** Start Task inputs **
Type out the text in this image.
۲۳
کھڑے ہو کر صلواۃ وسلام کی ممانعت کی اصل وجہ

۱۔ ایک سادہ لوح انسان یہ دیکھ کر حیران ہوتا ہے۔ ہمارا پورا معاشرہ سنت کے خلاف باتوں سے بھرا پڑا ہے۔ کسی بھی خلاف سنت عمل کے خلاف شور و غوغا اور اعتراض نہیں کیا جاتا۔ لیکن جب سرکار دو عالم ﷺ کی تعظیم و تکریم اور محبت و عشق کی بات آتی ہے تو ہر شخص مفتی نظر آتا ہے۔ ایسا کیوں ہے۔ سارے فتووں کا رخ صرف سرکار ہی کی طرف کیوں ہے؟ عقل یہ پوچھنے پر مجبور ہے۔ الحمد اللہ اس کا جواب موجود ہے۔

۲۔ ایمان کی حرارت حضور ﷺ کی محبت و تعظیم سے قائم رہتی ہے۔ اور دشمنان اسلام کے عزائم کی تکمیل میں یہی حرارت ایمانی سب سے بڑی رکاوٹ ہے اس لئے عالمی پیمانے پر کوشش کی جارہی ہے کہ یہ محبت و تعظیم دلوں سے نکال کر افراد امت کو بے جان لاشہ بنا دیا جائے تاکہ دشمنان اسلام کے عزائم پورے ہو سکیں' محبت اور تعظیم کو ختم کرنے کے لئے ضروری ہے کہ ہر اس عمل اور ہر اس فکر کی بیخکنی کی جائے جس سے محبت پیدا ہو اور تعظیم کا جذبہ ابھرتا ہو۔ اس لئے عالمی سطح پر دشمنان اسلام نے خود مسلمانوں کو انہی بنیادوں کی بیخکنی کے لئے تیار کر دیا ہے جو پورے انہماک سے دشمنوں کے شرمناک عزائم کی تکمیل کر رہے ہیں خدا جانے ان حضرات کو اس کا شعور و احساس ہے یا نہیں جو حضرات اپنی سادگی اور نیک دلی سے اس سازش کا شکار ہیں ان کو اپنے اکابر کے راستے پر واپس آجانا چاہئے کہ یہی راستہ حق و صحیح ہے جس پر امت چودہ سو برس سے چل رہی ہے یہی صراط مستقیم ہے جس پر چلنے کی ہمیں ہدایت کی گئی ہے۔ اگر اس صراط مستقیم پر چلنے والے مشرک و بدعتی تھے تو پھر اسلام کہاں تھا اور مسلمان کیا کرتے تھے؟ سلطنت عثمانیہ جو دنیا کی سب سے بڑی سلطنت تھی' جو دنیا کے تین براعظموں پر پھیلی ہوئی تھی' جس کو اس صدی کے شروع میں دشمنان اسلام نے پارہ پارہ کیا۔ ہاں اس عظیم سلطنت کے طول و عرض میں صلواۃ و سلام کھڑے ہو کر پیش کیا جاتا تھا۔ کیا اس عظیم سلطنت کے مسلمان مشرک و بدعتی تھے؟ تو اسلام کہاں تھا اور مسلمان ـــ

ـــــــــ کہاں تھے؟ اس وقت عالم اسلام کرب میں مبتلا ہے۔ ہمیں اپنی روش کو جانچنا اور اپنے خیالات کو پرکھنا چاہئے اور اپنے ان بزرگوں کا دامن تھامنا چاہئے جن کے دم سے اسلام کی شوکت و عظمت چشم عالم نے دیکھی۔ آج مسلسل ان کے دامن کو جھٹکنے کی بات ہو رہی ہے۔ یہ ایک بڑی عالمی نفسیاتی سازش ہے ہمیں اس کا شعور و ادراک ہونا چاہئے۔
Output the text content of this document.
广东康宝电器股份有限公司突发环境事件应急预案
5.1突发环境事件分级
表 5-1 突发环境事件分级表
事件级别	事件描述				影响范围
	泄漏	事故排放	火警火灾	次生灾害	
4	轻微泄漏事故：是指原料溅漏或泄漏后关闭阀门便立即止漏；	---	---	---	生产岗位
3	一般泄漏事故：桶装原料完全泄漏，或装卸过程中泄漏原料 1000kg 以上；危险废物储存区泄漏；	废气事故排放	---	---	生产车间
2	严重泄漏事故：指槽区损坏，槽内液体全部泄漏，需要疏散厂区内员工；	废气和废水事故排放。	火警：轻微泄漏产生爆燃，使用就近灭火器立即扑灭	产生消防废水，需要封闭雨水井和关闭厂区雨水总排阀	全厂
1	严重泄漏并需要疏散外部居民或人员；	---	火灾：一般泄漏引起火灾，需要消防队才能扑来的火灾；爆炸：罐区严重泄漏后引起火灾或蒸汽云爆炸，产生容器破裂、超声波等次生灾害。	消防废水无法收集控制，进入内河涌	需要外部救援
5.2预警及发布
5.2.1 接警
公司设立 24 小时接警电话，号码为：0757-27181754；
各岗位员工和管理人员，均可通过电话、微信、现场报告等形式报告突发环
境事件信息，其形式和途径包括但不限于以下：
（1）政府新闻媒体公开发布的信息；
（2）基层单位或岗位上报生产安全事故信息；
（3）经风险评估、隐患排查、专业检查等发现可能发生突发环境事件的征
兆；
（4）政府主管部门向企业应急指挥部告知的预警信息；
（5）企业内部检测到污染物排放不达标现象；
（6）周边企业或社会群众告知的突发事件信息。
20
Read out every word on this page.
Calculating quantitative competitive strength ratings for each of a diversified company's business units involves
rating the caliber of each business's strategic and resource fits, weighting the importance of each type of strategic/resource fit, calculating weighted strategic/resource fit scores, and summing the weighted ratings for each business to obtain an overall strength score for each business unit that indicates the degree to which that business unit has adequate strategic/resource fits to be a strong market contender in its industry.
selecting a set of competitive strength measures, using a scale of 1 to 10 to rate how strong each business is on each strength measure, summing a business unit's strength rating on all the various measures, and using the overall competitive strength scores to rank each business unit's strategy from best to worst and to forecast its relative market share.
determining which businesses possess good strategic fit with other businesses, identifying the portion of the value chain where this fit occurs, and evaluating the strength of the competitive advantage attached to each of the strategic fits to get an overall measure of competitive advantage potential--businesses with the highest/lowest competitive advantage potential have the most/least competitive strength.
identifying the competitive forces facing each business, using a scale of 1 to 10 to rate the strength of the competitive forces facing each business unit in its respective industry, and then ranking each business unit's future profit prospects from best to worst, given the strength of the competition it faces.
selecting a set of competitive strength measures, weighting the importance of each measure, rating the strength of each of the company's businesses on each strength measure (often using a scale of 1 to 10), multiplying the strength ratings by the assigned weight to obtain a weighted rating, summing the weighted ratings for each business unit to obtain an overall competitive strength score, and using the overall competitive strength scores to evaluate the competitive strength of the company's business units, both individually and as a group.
** End Task inputs **
> _Written exercise_
Which lines above contain "text"? Show each of them.

> _Answer below_
Type out the text in this image.
Output the text content of this document.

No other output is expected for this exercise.